** START OF Input material **

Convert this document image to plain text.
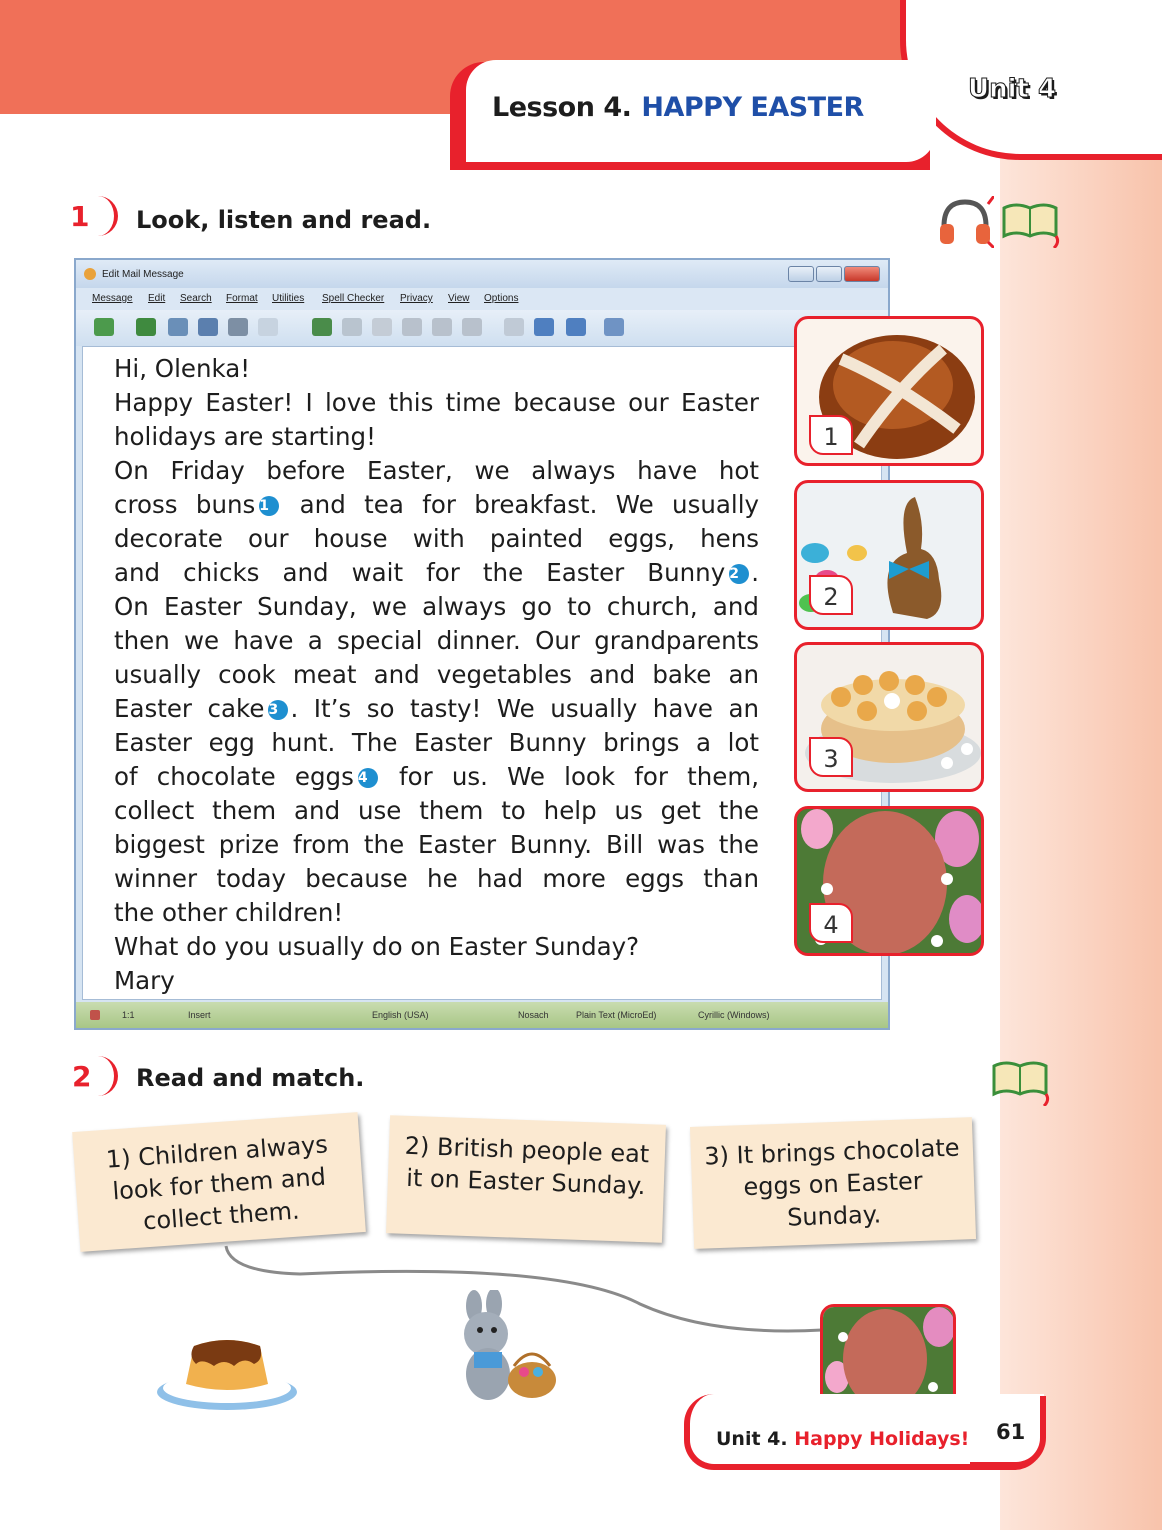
Unit 4
Lesson 4. HAPPY EASTER
1 Look, listen and read.
Edit Mail Message
Message Edit Search Format Utilities Spell Checker Privacy View Options
1:1	Insert	English (USA)	Nosach	Plain Text (MicroEd)	Cyrillic (Windows)
Hi, Olenka!
Happy Easter! I love this time because our Easter
holidays are starting!
On Friday before Easter, we always have hot
cross buns 1 and tea for breakfast. We usually
decorate our house with painted eggs, hens
and chicks and wait for the Easter Bunny 2 .
On Easter Sunday, we always go to church, and
then we have a special dinner. Our grandparents
usually cook meat and vegetables and bake an
Easter cake 3 . It’s so tasty! We usually have an
Easter egg hunt. The Easter Bunny brings a lot
of chocolate eggs 4 for us. We look for them,
collect them and use them to help us get the
biggest prize from the Easter Bunny. Bill was the
winner today because he had more eggs than
the other children!
What do you usually do on Easter Sunday?
Mary
1
2
3
4
2 Read and match.
1) Children always look for them and collect them.
2) British people eat it on Easter Sunday.
3) It brings chocolate eggs on Easter Sunday.
Unit 4. Happy Holidays! 61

** END OF Input material **

Directive: Your copy should match the entries exactly, minus the pictures.

Problem solution:
Convert this document image to plain text.
Unit 4
Lesson 4. HAPPY EASTER
1 Look, listen and read.
Edit Mail Message
Message Edit Search Format Utilities Spell Checker Privacy View Options
1:1	Insert	English (USA)	Nosach	Plain Text (MicroEd)	Cyrillic (Windows)
Hi, Olenka!
Happy Easter! I love this time because our Easter
holidays are starting!
On Friday before Easter, we always have hot
cross buns 1 and tea for breakfast. We usually
decorate our house with painted eggs, hens
and chicks and wait for the Easter Bunny 2 .
On Easter Sunday, we always go to church, and
then we have a special dinner. Our grandparents
usually cook meat and vegetables and bake an
Easter cake 3 . It’s so tasty! We usually have an
Easter egg hunt. The Easter Bunny brings a lot
of chocolate eggs 4 for us. We look for them,
collect them and use them to help us get the
biggest prize from the Easter Bunny. Bill was the
winner today because he had more eggs than
the other children!
What do you usually do on Easter Sunday?
Mary
1
2
3
4
2 Read and match.
1) Children always look for them and collect them.
2) British people eat it on Easter Sunday.
3) It brings chocolate eggs on Easter Sunday.
Unit 4. Happy Holidays! 61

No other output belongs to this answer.